Problem requirements:
Transcribe the material below exactly as it appears.

Working data:
◆ ◆ ◆ ◆ ◆

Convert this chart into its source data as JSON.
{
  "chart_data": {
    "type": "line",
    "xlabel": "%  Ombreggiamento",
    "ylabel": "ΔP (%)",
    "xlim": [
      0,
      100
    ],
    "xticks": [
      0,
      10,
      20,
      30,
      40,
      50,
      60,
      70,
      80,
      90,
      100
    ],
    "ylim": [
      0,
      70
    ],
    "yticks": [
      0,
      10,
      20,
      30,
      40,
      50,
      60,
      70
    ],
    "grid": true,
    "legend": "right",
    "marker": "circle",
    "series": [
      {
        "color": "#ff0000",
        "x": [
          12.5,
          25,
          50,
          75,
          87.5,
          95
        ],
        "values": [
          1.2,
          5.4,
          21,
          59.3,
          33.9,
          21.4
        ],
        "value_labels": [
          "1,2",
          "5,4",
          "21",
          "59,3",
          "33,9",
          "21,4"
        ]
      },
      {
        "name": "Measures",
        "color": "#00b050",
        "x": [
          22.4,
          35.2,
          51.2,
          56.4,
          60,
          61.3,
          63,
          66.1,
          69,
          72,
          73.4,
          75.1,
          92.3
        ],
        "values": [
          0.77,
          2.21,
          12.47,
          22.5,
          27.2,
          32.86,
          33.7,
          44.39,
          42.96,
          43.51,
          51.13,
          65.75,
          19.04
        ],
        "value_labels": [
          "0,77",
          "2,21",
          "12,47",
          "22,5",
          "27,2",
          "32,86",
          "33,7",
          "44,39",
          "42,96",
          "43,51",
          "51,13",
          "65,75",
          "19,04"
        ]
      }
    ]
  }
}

◆ ◆ ◆ ◆ ◆

Result:
Convert this chart into its source data as JSON.
{
  "chart_data": {
    "type": "line",
    "xlabel": "%  Ombreggiamento",
    "ylabel": "ΔP (%)",
    "xlim": [
      0,
      100
    ],
    "xticks": [
      0,
      10,
      20,
      30,
      40,
      50,
      60,
      70,
      80,
      90,
      100
    ],
    "ylim": [
      0,
      70
    ],
    "yticks": [
      0,
      10,
      20,
      30,
      40,
      50,
      60,
      70
    ],
    "grid": true,
    "legend": "right",
    "marker": "circle",
    "series": [
      {
        "color": "#ff0000",
        "x": [
          12.5,
          25,
          50,
          75,
          87.5,
          95
        ],
        "values": [
          1.2,
          5.4,
          21,
          59.3,
          33.9,
          21.4
        ],
        "value_labels": [
          "1,2",
          "5,4",
          "21",
          "59,3",
          "33,9",
          "21,4"
        ]
      },
      {
        "name": "Measures",
        "color": "#00b050",
        "x": [
          22.4,
          35.2,
          51.2,
          56.4,
          60,
          61.3,
          63,
          66.1,
          69,
          72,
          73.4,
          75.1,
          92.3
        ],
        "values": [
          0.77,
          2.21,
          12.47,
          22.5,
          27.2,
          32.86,
          33.7,
          44.39,
          42.96,
          43.51,
          51.13,
          65.75,
          19.04
        ],
        "value_labels": [
          "0,77",
          "2,21",
          "12,47",
          "22,5",
          "27,2",
          "32,86",
          "33,7",
          "44,39",
          "42,96",
          "43,51",
          "51,13",
          "65,75",
          "19,04"
        ]
      }
    ]
  }
}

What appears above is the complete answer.